_Excerto do texto_.
::::::::

Segundo o Autor recorrente seriam constituídos, não só pela sua integração a seguir à declaração de despedimento feita pela Ré, num processo colectivo de despedimento, mas também pelos factos dela, Ré, continuar a pagar-lhe os salários tal como anteriormente, e dele, Autor, não ter deixado de comparecer nas instalações por não se conformar com o despedimento.
O certo, porém, é que estes últimos pontos não encontram qualquer suporte na matéria de facto provada. Não se prova, na verdade, que após a sua declaração de despedimento, com efeitos a contar de 15 de Outubro, a Ré tenha continuado a pagar ao Autor os seus salários.
Provou-se apenas que, após 3 de Fevereiro de 1994 (data à qual o Autor reportara os efeitos da rescisão por si efectuada) foram pagos ao Autor, para além de gratificações regulares, complemento de subsídio de doença e subsídio de alimentação, proporcionais de férias e subsídio de férias pelo trabalho desenvolvido em 1993, subsídio de Natal de 1993 e os salários dos primeiros 15 dias de Outubro de 1993, também o vencimento correspondente aos restantes 15 dias deste mês, bem como os vencimentos correspondentes aos meses de Novembro e Dezembro (cfr. supra III - ns. 10, 11 e 12).
Ora estes pagamentos, nas circunstâncias em que foram feitos, incluindo proporcionais de férias pelo trabalho desenvolvido em 1993, significam realmente ter havido um despedimento - mas não excluem fosse ele o levado a efeito pela Ré.
Na verdade, fora a falta de pagamento de salários a partir da 1. metade de Outubro a causa invocada pelo Autor para a sua própria rescisão do contrato, que julgava em vigor pela circunstância de ser ilícito o despedimento de que fora alvo, ao não ser precedido de processo disciplinar. Mas, em vez de o impugnar, considerou estar em vigor, rescindindo-o o Autor, precisamente, pela falta de pagamento de salários. Tudo isto sugere um equívoco.
Por outro lado, também não resulta provado continuasse o Autor a comparecer nas instalações da Ré após desta ter recebido a comunicação do seu despedimento.

::::::::

_Dados fornecidos_.

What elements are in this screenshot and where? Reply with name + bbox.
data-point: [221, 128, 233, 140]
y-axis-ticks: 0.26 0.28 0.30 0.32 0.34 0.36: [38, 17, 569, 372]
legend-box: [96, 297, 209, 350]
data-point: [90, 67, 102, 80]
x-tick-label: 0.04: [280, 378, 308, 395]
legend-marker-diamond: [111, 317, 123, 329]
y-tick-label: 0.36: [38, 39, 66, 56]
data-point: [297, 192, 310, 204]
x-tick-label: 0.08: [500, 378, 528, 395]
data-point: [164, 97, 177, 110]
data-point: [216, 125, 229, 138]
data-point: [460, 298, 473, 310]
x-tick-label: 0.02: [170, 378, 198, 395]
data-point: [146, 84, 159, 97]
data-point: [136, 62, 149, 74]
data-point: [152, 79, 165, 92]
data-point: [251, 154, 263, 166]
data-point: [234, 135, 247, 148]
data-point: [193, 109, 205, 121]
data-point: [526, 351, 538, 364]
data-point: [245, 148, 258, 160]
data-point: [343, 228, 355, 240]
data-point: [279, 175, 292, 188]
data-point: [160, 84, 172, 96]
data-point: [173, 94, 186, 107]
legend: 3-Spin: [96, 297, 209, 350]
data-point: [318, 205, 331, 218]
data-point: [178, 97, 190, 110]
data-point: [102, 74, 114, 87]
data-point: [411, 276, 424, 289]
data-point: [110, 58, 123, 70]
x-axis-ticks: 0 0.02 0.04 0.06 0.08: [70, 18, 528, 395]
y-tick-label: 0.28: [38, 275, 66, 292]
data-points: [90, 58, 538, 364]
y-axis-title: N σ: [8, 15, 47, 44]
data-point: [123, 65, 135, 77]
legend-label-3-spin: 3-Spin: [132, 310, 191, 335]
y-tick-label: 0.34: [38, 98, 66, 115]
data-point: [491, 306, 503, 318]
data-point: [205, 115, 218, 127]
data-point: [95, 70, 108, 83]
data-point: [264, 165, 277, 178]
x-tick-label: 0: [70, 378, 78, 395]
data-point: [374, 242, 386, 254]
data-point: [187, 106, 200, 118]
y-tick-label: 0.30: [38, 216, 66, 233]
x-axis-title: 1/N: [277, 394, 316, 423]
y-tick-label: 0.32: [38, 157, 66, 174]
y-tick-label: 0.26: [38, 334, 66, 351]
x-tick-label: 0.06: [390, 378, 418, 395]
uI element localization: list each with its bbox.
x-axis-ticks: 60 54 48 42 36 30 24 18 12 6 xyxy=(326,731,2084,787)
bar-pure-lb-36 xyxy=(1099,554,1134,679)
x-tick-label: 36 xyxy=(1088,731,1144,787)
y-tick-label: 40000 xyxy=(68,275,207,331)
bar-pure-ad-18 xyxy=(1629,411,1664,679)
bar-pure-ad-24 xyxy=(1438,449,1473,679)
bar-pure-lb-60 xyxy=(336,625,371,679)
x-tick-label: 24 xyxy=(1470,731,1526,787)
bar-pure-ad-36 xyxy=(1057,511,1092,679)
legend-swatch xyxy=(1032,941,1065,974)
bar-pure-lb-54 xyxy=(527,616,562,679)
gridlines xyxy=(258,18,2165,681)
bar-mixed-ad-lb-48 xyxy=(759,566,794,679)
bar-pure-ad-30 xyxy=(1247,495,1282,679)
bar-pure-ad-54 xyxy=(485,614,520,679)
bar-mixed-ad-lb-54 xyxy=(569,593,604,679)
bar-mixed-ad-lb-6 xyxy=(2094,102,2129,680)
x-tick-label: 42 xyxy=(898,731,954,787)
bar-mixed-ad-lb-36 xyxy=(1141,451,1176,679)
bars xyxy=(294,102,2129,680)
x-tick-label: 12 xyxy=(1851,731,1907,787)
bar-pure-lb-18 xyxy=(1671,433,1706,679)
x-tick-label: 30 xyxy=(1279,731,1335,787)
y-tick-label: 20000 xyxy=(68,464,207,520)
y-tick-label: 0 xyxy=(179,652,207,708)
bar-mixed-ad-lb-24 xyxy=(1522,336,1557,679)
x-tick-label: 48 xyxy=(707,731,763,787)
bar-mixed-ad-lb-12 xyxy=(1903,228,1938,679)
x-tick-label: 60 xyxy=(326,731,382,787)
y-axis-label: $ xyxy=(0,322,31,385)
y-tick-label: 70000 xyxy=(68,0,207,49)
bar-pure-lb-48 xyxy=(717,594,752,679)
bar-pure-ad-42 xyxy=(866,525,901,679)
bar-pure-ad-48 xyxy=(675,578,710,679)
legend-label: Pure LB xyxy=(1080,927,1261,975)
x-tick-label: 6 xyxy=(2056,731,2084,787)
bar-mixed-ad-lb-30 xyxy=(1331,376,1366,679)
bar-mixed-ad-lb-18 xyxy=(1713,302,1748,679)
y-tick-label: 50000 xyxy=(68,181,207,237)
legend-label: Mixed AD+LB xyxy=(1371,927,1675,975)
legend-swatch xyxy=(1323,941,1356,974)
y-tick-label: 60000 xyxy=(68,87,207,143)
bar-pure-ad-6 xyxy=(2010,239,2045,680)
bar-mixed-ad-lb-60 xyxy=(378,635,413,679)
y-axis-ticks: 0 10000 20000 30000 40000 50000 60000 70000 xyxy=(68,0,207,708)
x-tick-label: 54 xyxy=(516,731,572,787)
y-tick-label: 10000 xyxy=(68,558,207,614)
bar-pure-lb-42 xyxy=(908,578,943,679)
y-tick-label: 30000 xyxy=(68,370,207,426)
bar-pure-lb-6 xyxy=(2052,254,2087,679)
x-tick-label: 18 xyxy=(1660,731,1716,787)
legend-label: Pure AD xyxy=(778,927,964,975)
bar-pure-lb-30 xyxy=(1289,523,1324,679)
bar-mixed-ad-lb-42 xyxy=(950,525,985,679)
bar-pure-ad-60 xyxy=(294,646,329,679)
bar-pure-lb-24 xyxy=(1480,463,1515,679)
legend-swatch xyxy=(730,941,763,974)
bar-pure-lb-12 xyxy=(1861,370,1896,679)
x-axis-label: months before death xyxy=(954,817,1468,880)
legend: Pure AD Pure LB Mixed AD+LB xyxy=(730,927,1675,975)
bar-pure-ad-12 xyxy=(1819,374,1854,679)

::::::::

_Atividade_. Prossiga o texto sobre o despedimento do Autor, começando logo depois da última frase apresentada.

_Resposta_.
Ao contrário do que defende o Autor, essa comparência, a sua prova, não resulta da resposta "não provado" ao quesito 5. (assim formulado: - "A partir de 15 de Outubro de 1993 o Autor não compareceu mais nas instalações da Empresa Ré?"). Tal resposta negativa significa apenas que a matéria do quesito se não provou - mas não a prova do facto contrário.
E finalmente, quanto ao facto do Autor ter sido integrado pela Ré num processo de despedimento colectivo formalizado em Novembro de 1993 - não significa, por forma a arredar qualquer dúvida razoável, que a Ré considerasse o respectivo contrato de trabalho em vigor e, portanto, sem efeito, a declaração de despedimento que transmitira anteriormente ao Autor. Tal despedimento não precedido de processo disciplinar, era sem dúvida ilícito - mas implicava a cessação do contrato de trabalho, de facto, enquanto não fosse devidamente impugnado (cfr. artigos 12 e 13 do L.C.C.T. (regime jurídico aprovado pelo Decreto-Lei 64-A/89 de 27 de Fevereiro).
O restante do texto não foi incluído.